WORK REQUIRED: Copy out, from the entries below, each line holding the string "label".

RECORD EXCERPTS:
▬▬▬

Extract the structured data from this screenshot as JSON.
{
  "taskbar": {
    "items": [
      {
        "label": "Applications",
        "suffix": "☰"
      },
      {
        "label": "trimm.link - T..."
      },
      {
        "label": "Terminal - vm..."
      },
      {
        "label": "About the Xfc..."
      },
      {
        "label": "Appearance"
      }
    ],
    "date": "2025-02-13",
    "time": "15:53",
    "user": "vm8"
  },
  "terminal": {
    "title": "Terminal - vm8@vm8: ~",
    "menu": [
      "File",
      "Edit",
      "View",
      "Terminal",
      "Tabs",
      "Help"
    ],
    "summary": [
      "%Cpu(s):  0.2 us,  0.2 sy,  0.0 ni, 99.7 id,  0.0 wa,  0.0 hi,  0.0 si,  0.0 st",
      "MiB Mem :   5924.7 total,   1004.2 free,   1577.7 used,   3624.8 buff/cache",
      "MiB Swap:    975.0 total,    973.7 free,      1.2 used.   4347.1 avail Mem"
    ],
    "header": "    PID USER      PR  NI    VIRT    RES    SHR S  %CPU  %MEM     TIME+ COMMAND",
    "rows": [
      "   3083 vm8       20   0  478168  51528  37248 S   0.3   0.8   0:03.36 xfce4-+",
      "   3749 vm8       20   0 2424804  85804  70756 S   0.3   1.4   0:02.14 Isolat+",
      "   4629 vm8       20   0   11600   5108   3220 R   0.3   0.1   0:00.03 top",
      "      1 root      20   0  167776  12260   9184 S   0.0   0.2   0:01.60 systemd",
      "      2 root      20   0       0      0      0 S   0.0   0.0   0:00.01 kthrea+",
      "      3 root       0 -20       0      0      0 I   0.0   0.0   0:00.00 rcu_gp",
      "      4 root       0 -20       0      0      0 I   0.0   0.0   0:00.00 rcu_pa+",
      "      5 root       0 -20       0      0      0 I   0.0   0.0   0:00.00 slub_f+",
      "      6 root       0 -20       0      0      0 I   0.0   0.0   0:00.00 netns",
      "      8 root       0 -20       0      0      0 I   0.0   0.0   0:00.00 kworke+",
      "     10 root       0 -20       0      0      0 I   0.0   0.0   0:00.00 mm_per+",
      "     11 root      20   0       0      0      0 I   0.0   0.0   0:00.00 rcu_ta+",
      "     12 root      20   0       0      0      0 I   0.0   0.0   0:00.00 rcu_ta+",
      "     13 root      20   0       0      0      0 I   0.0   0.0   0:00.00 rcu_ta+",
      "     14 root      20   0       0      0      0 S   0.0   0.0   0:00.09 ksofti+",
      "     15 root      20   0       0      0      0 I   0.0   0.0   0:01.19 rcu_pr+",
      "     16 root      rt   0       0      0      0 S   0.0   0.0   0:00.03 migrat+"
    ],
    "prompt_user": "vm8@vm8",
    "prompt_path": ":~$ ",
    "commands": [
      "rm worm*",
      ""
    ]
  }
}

▬▬▬

PROBLEM SOLUTION:
        "label": "Applications",
        "label": "trimm.link - T..."
        "label": "Terminal - vm..."
        "label": "About the Xfc..."
        "label": "Appearance"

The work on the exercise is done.